BEGIN RECORD EXCERPTS
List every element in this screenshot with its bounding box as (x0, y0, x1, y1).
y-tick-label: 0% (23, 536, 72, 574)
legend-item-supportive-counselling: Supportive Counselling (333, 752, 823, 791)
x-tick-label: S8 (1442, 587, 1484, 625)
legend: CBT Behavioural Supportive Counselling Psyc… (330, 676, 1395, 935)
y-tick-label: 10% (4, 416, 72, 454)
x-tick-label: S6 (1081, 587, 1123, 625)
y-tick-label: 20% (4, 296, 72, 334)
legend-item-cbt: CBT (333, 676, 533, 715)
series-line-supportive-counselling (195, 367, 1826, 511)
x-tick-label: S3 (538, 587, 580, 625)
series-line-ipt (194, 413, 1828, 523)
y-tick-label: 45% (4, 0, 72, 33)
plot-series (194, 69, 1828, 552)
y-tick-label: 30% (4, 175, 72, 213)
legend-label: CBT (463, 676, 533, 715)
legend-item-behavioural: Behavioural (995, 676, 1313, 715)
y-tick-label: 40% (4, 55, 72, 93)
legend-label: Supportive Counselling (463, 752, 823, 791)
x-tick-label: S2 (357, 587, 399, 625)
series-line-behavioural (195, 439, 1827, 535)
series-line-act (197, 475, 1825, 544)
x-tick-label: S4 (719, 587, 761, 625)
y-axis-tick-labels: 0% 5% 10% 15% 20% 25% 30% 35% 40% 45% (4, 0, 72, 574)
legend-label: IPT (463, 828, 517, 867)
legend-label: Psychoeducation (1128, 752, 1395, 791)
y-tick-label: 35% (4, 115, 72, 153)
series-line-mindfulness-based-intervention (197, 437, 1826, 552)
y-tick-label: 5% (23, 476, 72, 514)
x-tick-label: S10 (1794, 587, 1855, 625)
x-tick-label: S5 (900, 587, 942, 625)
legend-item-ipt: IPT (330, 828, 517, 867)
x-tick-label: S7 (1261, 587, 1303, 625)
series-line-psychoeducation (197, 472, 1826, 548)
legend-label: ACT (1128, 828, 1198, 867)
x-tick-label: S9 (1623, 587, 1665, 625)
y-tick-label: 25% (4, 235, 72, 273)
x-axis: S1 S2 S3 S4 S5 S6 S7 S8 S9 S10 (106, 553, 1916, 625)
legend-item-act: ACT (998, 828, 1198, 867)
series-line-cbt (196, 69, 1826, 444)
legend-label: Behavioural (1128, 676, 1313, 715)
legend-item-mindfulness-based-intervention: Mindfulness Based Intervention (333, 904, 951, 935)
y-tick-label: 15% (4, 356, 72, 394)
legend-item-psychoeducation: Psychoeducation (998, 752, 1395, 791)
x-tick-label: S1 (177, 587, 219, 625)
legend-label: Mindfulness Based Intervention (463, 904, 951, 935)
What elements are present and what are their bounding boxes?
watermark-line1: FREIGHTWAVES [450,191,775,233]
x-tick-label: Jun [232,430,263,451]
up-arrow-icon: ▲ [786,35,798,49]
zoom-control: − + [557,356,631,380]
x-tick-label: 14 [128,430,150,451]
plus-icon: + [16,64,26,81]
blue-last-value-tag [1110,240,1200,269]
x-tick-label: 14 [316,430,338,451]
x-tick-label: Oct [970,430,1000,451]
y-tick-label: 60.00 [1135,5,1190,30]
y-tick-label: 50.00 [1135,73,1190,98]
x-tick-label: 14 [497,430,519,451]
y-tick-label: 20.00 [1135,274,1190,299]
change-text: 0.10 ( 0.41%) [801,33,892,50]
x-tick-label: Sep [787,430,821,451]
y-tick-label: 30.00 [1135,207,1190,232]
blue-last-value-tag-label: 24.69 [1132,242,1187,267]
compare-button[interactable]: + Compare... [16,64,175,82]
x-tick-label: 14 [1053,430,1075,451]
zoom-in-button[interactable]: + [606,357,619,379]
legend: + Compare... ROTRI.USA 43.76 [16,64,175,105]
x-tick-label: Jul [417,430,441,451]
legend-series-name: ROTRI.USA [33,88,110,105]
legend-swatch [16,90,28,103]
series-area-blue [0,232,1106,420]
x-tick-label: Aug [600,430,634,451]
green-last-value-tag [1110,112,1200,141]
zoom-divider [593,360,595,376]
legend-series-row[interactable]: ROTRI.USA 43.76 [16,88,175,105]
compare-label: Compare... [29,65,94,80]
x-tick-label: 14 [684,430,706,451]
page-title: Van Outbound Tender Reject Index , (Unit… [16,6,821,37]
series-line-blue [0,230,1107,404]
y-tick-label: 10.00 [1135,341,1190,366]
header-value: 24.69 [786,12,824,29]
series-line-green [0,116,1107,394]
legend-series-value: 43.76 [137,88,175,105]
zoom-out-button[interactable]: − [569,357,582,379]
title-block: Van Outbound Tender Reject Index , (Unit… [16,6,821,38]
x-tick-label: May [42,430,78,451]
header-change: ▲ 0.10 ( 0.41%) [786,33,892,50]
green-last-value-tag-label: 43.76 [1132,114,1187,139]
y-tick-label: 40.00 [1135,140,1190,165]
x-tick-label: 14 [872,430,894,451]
END RECORD EXCERPTS
TASK INSTRUCTIONS
Please convert every line of the records above into a Markdown table with the columns Row and Entry, numbering each row and skipping blank lines.

WRITTEN ANSWER
| Row | Entry |
|---|---|
| 1 | List every element in this screenshot with its bounding box as (x0, y0, x1, y1). |
| 2 | y-tick-label: 0% (23, 536, 72, 574) |
| 3 | legend-item-supportive-counselling: Supportive Counselling (333, 752, 823, 791) |
| 4 | x-tick-label: S8 (1442, 587, 1484, 625) |
| 5 | legend: CBT Behavioural Supportive Counselling Psyc… (330, 676, 1395, 935) |
| 6 | y-tick-label: 10% (4, 416, 72, 454) |
| 7 | x-tick-label: S6 (1081, 587, 1123, 625) |
| 8 | y-tick-label: 20% (4, 296, 72, 334) |
| 9 | legend-item-cbt: CBT (333, 676, 533, 715) |
| 10 | series-line-supportive-counselling (195, 367, 1826, 511) |
| 11 | x-tick-label: S3 (538, 587, 580, 625) |
| 12 | series-line-ipt (194, 413, 1828, 523) |
| 13 | y-tick-label: 45% (4, 0, 72, 33) |
| 14 | plot-series (194, 69, 1828, 552) |
| 15 | y-tick-label: 30% (4, 175, 72, 213) |
| 16 | legend-label: CBT (463, 676, 533, 715) |
| 17 | legend-item-behavioural: Behavioural (995, 676, 1313, 715) |
| 18 | y-tick-label: 40% (4, 55, 72, 93) |
| 19 | legend-label: Supportive Counselling (463, 752, 823, 791) |
| 20 | x-tick-label: S2 (357, 587, 399, 625) |
| 21 | series-line-behavioural (195, 439, 1827, 535) |
| 22 | series-line-act (197, 475, 1825, 544) |
| 23 | x-tick-label: S4 (719, 587, 761, 625) |
| 24 | y-axis-tick-labels: 0% 5% 10% 15% 20% 25% 30% 35% 40% 45% (4, 0, 72, 574) |
| 25 | legend-label: IPT (463, 828, 517, 867) |
| 26 | legend-label: Psychoeducation (1128, 752, 1395, 791) |
| 27 | y-tick-label: 35% (4, 115, 72, 153) |
| 28 | series-line-mindfulness-based-intervention (197, 437, 1826, 552) |
| 29 | y-tick-label: 5% (23, 476, 72, 514) |
| 30 | x-tick-label: S10 (1794, 587, 1855, 625) |
| 31 | x-tick-label: S5 (900, 587, 942, 625) |
| 32 | legend-item-ipt: IPT (330, 828, 517, 867) |
| 33 | x-tick-label: S7 (1261, 587, 1303, 625) |
| 34 | series-line-psychoeducation (197, 472, 1826, 548) |
| 35 | legend-label: ACT (1128, 828, 1198, 867) |
| 36 | x-tick-label: S9 (1623, 587, 1665, 625) |
| 37 | y-tick-label: 25% (4, 235, 72, 273) |
| 38 | x-axis: S1 S2 S3 S4 S5 S6 S7 S8 S9 S10 (106, 553, 1916, 625) |
| 39 | legend-item-act: ACT (998, 828, 1198, 867) |
| 40 | series-line-cbt (196, 69, 1826, 444) |
| 41 | legend-label: Behavioural (1128, 676, 1313, 715) |
| 42 | legend-item-mindfulness-based-intervention: Mindfulness Based Intervention (333, 904, 951, 935) |
| 43 | y-tick-label: 15% (4, 356, 72, 394) |
| 44 | legend-item-psychoeducation: Psychoeducation (998, 752, 1395, 791) |
| 45 | x-tick-label: S1 (177, 587, 219, 625) |
| 46 | legend-label: Mindfulness Based Intervention (463, 904, 951, 935) |
| 47 | What elements are present and what are their bounding boxes? |
| 48 | watermark-line1: FREIGHTWAVES [450,191,775,233] |
| 49 | x-tick-label: Jun [232,430,263,451] |
| 50 | up-arrow-icon: ▲ [786,35,798,49] |
| 51 | zoom-control: − + [557,356,631,380] |
| 52 | x-tick-label: 14 [128,430,150,451] |
| 53 | plus-icon: + [16,64,26,81] |
| 54 | blue-last-value-tag [1110,240,1200,269] |
| 55 | x-tick-label: 14 [316,430,338,451] |
| 56 | x-tick-label: Oct [970,430,1000,451] |
| 57 | y-tick-label: 60.00 [1135,5,1190,30] |
| 58 | y-tick-label: 50.00 [1135,73,1190,98] |
| 59 | x-tick-label: 14 [497,430,519,451] |
| 60 | y-tick-label: 20.00 [1135,274,1190,299] |
| 61 | change-text: 0.10 ( 0.41%) [801,33,892,50] |
| 62 | x-tick-label: Sep [787,430,821,451] |
| 63 | y-tick-label: 30.00 [1135,207,1190,232] |
| 64 | blue-last-value-tag-label: 24.69 [1132,242,1187,267] |
| 65 | compare-button[interactable]: + Compare... [16,64,175,82] |
| 66 | x-tick-label: 14 [1053,430,1075,451] |
| 67 | zoom-in-button[interactable]: + [606,357,619,379] |
| 68 | legend: + Compare... ROTRI.USA 43.76 [16,64,175,105] |
| 69 | x-tick-label: Jul [417,430,441,451] |
| 70 | legend-series-name: ROTRI.USA [33,88,110,105] |
| 71 | legend-swatch [16,90,28,103] |
| 72 | series-area-blue [0,232,1106,420] |
| 73 | x-tick-label: Aug [600,430,634,451] |
| 74 | green-last-value-tag [1110,112,1200,141] |
| 75 | zoom-divider [593,360,595,376] |
| 76 | legend-series-row[interactable]: ROTRI.USA 43.76 [16,88,175,105] |
| 77 | compare-label: Compare... [29,65,94,80] |
| 78 | x-tick-label: 14 [684,430,706,451] |
| 79 | page-title: Van Outbound Tender Reject Index , (Unit… [16,6,821,37] |
| 80 | series-line-blue [0,230,1107,404] |
| 81 | y-tick-label: 10.00 [1135,341,1190,366] |
| 82 | header-value: 24.69 [786,12,824,29] |
| 83 | series-line-green [0,116,1107,394] |
| 84 | legend-series-value: 43.76 [137,88,175,105] |
| 85 | zoom-out-button[interactable]: − [569,357,582,379] |
| 86 | title-block: Van Outbound Tender Reject Index , (Unit… [16,6,821,38] |
| 87 | x-tick-label: May [42,430,78,451] |
| 88 | header-change: ▲ 0.10 ( 0.41%) [786,33,892,50] |
| 89 | green-last-value-tag-label: 43.76 [1132,114,1187,139] |
| 90 | y-tick-label: 40.00 [1135,140,1190,165] |
| 91 | x-tick-label: 14 [872,430,894,451] |